## Start Extracted data

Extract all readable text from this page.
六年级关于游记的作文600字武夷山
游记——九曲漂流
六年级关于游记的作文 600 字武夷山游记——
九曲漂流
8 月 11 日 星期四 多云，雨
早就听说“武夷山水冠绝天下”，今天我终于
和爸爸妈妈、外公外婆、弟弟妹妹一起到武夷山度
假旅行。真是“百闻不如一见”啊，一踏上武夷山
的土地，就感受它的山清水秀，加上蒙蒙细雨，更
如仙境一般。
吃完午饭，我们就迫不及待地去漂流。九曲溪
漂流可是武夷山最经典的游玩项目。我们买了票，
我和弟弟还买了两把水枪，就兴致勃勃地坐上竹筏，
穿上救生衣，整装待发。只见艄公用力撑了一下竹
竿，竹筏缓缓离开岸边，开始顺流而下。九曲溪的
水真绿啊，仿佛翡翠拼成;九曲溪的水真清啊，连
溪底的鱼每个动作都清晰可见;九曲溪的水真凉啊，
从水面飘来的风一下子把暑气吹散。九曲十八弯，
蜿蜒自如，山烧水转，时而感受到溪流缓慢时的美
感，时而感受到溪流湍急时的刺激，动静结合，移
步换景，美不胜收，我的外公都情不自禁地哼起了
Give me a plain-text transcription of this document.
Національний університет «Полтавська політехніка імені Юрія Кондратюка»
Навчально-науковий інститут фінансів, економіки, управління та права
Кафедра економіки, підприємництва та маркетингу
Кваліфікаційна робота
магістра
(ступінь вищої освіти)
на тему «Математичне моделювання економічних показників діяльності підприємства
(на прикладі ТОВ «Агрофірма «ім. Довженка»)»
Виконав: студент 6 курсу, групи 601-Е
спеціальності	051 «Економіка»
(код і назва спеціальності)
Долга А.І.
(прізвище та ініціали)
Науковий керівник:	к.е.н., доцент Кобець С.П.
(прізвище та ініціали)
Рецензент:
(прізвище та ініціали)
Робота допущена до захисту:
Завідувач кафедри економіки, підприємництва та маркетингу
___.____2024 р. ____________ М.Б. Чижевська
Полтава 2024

## End Extracted data

Exercise aim: Repeat the whole listing exactly, keeping every line intact.

Finished task:
Extract all readable text from this page.
六年级关于游记的作文600字武夷山
游记——九曲漂流
六年级关于游记的作文 600 字武夷山游记——
九曲漂流
8 月 11 日 星期四 多云，雨
早就听说“武夷山水冠绝天下”，今天我终于
和爸爸妈妈、外公外婆、弟弟妹妹一起到武夷山度
假旅行。真是“百闻不如一见”啊，一踏上武夷山
的土地，就感受它的山清水秀，加上蒙蒙细雨，更
如仙境一般。
吃完午饭，我们就迫不及待地去漂流。九曲溪
漂流可是武夷山最经典的游玩项目。我们买了票，
我和弟弟还买了两把水枪，就兴致勃勃地坐上竹筏，
穿上救生衣，整装待发。只见艄公用力撑了一下竹
竿，竹筏缓缓离开岸边，开始顺流而下。九曲溪的
水真绿啊，仿佛翡翠拼成;九曲溪的水真清啊，连
溪底的鱼每个动作都清晰可见;九曲溪的水真凉啊，
从水面飘来的风一下子把暑气吹散。九曲十八弯，
蜿蜒自如，山烧水转，时而感受到溪流缓慢时的美
感，时而感受到溪流湍急时的刺激，动静结合，移
步换景，美不胜收，我的外公都情不自禁地哼起了
Give me a plain-text transcription of this document.
Національний університет «Полтавська політехніка імені Юрія Кондратюка»
Навчально-науковий інститут фінансів, економіки, управління та права
Кафедра економіки, підприємництва та маркетингу
Кваліфікаційна робота
магістра
(ступінь вищої освіти)
на тему «Математичне моделювання економічних показників діяльності підприємства
(на прикладі ТОВ «Агрофірма «ім. Довженка»)»
Виконав: студент 6 курсу, групи 601-Е
спеціальності	051 «Економіка»
(код і назва спеціальності)
Долга А.І.
(прізвище та ініціали)
Науковий керівник:	к.е.н., доцент Кобець С.П.
(прізвище та ініціали)
Рецензент:
(прізвище та ініціали)
Робота допущена до захисту:
Завідувач кафедри економіки, підприємництва та маркетингу
___.____2024 р. ____________ М.Б. Чижевська
Полтава 2024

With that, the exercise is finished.